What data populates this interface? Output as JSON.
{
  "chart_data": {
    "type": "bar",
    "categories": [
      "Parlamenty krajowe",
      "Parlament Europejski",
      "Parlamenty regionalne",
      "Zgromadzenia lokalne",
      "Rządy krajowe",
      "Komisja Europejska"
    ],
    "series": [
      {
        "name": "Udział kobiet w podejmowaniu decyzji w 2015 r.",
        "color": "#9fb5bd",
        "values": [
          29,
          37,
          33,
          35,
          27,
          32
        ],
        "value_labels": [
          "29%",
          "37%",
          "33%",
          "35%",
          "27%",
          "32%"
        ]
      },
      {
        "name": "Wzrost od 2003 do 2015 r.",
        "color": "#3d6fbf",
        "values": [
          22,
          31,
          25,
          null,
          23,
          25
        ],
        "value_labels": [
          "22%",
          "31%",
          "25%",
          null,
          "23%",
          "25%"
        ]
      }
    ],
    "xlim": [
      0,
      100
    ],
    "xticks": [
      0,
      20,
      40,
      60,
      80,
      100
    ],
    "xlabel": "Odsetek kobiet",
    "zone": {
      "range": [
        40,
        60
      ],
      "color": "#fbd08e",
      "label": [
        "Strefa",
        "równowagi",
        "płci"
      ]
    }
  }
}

▬▬▬▬▬▬▬▬▬▬

● **What you will do**
Would you write down every record again, exactly?

● **Answer to this exercise**
What data populates this interface? Output as JSON.
{
  "chart_data": {
    "type": "bar",
    "categories": [
      "Parlamenty krajowe",
      "Parlament Europejski",
      "Parlamenty regionalne",
      "Zgromadzenia lokalne",
      "Rządy krajowe",
      "Komisja Europejska"
    ],
    "series": [
      {
        "name": "Udział kobiet w podejmowaniu decyzji w 2015 r.",
        "color": "#9fb5bd",
        "values": [
          29,
          37,
          33,
          35,
          27,
          32
        ],
        "value_labels": [
          "29%",
          "37%",
          "33%",
          "35%",
          "27%",
          "32%"
        ]
      },
      {
        "name": "Wzrost od 2003 do 2015 r.",
        "color": "#3d6fbf",
        "values": [
          22,
          31,
          25,
          null,
          23,
          25
        ],
        "value_labels": [
          "22%",
          "31%",
          "25%",
          null,
          "23%",
          "25%"
        ]
      }
    ],
    "xlim": [
      0,
      100
    ],
    "xticks": [
      0,
      20,
      40,
      60,
      80,
      100
    ],
    "xlabel": "Odsetek kobiet",
    "zone": {
      "range": [
        40,
        60
      ],
      "color": "#fbd08e",
      "label": [
        "Strefa",
        "równowagi",
        "płci"
      ]
    }
  }
}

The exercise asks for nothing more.